Task requirements:
Quote all entries in full, exactly.

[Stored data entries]
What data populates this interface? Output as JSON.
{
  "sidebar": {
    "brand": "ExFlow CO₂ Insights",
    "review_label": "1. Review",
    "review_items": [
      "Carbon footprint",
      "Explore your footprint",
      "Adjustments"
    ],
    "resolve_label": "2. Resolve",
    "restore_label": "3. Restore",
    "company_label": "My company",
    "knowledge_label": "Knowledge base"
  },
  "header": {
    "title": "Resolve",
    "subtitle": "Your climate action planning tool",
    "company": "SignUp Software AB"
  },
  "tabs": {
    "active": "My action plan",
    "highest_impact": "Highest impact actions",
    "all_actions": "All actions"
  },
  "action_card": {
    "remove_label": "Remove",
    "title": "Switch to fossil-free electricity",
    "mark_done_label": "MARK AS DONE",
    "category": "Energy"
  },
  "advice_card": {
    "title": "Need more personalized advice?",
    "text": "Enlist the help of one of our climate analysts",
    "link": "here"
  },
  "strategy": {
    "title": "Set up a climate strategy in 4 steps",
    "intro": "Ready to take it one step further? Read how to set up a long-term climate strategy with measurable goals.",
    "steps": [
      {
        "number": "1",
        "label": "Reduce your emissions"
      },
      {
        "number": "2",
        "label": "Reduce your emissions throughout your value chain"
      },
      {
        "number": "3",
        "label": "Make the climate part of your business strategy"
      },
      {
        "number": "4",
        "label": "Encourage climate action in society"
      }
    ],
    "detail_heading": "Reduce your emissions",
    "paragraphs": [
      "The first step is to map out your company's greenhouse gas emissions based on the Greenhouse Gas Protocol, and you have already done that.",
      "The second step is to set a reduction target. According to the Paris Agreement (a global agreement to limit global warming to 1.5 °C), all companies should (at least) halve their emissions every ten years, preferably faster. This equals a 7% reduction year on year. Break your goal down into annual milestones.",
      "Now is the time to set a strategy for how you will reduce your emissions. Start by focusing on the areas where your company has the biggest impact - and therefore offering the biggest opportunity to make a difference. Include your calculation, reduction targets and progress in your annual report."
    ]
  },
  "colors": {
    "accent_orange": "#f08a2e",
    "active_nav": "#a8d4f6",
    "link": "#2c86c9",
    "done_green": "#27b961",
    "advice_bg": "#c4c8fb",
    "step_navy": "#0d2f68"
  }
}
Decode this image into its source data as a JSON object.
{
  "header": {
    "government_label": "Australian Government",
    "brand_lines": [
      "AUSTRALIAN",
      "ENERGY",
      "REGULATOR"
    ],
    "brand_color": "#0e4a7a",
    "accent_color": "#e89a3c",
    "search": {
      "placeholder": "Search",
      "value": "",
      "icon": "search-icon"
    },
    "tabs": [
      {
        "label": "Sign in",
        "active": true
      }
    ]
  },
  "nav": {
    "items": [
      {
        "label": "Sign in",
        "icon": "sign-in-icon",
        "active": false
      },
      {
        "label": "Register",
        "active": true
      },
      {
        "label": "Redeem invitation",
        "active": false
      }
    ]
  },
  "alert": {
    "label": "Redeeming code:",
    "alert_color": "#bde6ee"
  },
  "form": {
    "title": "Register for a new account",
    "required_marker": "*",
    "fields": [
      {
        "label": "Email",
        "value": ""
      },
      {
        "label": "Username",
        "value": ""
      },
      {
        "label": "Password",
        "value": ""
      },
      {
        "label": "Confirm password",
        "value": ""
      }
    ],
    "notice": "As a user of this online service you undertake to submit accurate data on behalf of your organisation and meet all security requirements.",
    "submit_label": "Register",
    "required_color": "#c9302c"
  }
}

The result:
What data populates this interface? Output as JSON.
{
  "sidebar": {
    "brand": "ExFlow CO₂ Insights",
    "review_label": "1. Review",
    "review_items": [
      "Carbon footprint",
      "Explore your footprint",
      "Adjustments"
    ],
    "resolve_label": "2. Resolve",
    "restore_label": "3. Restore",
    "company_label": "My company",
    "knowledge_label": "Knowledge base"
  },
  "header": {
    "title": "Resolve",
    "subtitle": "Your climate action planning tool",
    "company": "SignUp Software AB"
  },
  "tabs": {
    "active": "My action plan",
    "highest_impact": "Highest impact actions",
    "all_actions": "All actions"
  },
  "action_card": {
    "remove_label": "Remove",
    "title": "Switch to fossil-free electricity",
    "mark_done_label": "MARK AS DONE",
    "category": "Energy"
  },
  "advice_card": {
    "title": "Need more personalized advice?",
    "text": "Enlist the help of one of our climate analysts",
    "link": "here"
  },
  "strategy": {
    "title": "Set up a climate strategy in 4 steps",
    "intro": "Ready to take it one step further? Read how to set up a long-term climate strategy with measurable goals.",
    "steps": [
      {
        "number": "1",
        "label": "Reduce your emissions"
      },
      {
        "number": "2",
        "label": "Reduce your emissions throughout your value chain"
      },
      {
        "number": "3",
        "label": "Make the climate part of your business strategy"
      },
      {
        "number": "4",
        "label": "Encourage climate action in society"
      }
    ],
    "detail_heading": "Reduce your emissions",
    "paragraphs": [
      "The first step is to map out your company's greenhouse gas emissions based on the Greenhouse Gas Protocol, and you have already done that.",
      "The second step is to set a reduction target. According to the Paris Agreement (a global agreement to limit global warming to 1.5 °C), all companies should (at least) halve their emissions every ten years, preferably faster. This equals a 7% reduction year on year. Break your goal down into annual milestones.",
      "Now is the time to set a strategy for how you will reduce your emissions. Start by focusing on the areas where your company has the biggest impact - and therefore offering the biggest opportunity to make a difference. Include your calculation, reduction targets and progress in your annual report."
    ]
  },
  "colors": {
    "accent_orange": "#f08a2e",
    "active_nav": "#a8d4f6",
    "link": "#2c86c9",
    "done_green": "#27b961",
    "advice_bg": "#c4c8fb",
    "step_navy": "#0d2f68"
  }
}
Decode this image into its source data as a JSON object.
{
  "header": {
    "government_label": "Australian Government",
    "brand_lines": [
      "AUSTRALIAN",
      "ENERGY",
      "REGULATOR"
    ],
    "brand_color": "#0e4a7a",
    "accent_color": "#e89a3c",
    "search": {
      "placeholder": "Search",
      "value": "",
      "icon": "search-icon"
    },
    "tabs": [
      {
        "label": "Sign in",
        "active": true
      }
    ]
  },
  "nav": {
    "items": [
      {
        "label": "Sign in",
        "icon": "sign-in-icon",
        "active": false
      },
      {
        "label": "Register",
        "active": true
      },
      {
        "label": "Redeem invitation",
        "active": false
      }
    ]
  },
  "alert": {
    "label": "Redeeming code:",
    "alert_color": "#bde6ee"
  },
  "form": {
    "title": "Register for a new account",
    "required_marker": "*",
    "fields": [
      {
        "label": "Email",
        "value": ""
      },
      {
        "label": "Username",
        "value": ""
      },
      {
        "label": "Password",
        "value": ""
      },
      {
        "label": "Confirm password",
        "value": ""
      }
    ],
    "notice": "As a user of this online service you undertake to submit accurate data on behalf of your organisation and meet all security requirements.",
    "submit_label": "Register",
    "required_color": "#c9302c"
  }
}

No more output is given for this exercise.